**Task instructions**: From the entries that follow, extract each line holding the string "symbol".

..............................

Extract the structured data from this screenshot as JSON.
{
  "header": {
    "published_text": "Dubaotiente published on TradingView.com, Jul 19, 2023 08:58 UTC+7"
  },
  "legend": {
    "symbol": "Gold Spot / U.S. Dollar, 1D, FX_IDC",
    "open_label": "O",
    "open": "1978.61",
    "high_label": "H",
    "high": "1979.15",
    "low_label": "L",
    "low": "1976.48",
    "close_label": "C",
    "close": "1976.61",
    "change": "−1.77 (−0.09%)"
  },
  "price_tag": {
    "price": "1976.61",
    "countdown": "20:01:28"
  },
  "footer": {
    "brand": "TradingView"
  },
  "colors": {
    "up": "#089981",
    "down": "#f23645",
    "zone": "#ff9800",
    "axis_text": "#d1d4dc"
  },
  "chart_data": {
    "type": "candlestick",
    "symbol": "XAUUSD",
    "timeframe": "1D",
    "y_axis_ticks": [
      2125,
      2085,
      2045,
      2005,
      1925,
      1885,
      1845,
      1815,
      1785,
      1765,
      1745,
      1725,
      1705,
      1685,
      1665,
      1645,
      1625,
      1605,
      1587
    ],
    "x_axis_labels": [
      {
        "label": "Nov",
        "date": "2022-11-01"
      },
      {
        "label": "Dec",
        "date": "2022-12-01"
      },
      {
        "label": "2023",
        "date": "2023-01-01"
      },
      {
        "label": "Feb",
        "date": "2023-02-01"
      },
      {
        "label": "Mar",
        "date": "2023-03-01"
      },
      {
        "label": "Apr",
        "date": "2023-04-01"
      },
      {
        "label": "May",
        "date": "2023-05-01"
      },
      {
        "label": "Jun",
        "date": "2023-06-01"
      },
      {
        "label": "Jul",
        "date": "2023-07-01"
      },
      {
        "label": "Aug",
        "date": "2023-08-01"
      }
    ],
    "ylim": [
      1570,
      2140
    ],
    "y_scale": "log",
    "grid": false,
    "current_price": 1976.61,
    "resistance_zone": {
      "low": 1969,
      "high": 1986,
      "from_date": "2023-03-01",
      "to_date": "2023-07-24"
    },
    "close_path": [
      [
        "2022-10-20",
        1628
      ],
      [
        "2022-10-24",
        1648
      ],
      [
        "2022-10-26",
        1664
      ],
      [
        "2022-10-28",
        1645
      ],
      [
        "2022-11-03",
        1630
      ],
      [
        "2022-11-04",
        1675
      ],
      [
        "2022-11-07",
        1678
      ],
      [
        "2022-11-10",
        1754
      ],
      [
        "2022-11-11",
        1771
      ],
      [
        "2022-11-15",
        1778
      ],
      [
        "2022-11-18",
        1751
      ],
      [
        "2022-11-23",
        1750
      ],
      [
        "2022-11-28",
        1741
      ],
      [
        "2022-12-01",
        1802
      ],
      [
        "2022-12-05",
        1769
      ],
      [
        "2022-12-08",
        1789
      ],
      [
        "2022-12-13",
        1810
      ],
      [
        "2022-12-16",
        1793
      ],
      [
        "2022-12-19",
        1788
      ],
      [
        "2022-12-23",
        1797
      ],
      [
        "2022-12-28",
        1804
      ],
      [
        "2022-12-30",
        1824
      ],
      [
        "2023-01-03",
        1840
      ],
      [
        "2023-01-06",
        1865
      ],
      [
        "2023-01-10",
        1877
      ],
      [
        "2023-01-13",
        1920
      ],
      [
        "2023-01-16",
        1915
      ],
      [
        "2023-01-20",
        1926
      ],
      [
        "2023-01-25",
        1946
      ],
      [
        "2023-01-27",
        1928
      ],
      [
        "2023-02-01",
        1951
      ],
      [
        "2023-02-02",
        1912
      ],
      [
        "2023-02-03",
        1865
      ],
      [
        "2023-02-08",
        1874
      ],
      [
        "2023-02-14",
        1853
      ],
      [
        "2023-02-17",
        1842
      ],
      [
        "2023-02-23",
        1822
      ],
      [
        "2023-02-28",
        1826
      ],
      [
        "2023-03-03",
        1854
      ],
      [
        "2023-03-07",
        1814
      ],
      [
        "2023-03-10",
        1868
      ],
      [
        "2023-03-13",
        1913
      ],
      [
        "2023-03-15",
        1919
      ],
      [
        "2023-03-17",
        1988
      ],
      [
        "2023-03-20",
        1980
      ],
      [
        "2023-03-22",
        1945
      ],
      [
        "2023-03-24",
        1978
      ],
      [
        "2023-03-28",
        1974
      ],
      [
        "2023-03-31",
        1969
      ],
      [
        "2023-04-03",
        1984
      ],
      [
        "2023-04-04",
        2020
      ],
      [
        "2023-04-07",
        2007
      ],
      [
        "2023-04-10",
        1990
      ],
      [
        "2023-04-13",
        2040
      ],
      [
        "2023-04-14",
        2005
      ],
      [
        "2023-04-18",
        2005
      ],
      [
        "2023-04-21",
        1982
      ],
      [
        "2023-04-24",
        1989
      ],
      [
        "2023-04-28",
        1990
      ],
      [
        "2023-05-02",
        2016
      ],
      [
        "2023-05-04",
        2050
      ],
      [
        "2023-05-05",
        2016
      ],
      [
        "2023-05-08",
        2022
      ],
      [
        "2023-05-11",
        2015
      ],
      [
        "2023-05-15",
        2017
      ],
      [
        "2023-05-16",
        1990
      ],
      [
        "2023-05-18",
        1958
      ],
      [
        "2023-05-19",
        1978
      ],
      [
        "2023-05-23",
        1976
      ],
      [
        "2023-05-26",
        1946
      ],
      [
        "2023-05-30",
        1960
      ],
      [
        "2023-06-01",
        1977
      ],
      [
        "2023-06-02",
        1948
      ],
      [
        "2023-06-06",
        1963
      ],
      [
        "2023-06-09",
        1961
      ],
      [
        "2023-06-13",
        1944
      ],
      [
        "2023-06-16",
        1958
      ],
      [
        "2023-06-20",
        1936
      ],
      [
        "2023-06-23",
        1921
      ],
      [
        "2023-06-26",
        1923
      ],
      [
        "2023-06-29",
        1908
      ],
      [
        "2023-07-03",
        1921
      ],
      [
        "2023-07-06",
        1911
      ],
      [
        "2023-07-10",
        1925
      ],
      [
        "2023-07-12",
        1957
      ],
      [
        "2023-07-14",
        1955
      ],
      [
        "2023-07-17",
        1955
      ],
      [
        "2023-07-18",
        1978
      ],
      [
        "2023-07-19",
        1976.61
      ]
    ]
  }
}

..............................

**Result of the task**:
    "symbol": "Gold Spot / U.S. Dollar, 1D, FX_IDC",
    "symbol": "XAUUSD",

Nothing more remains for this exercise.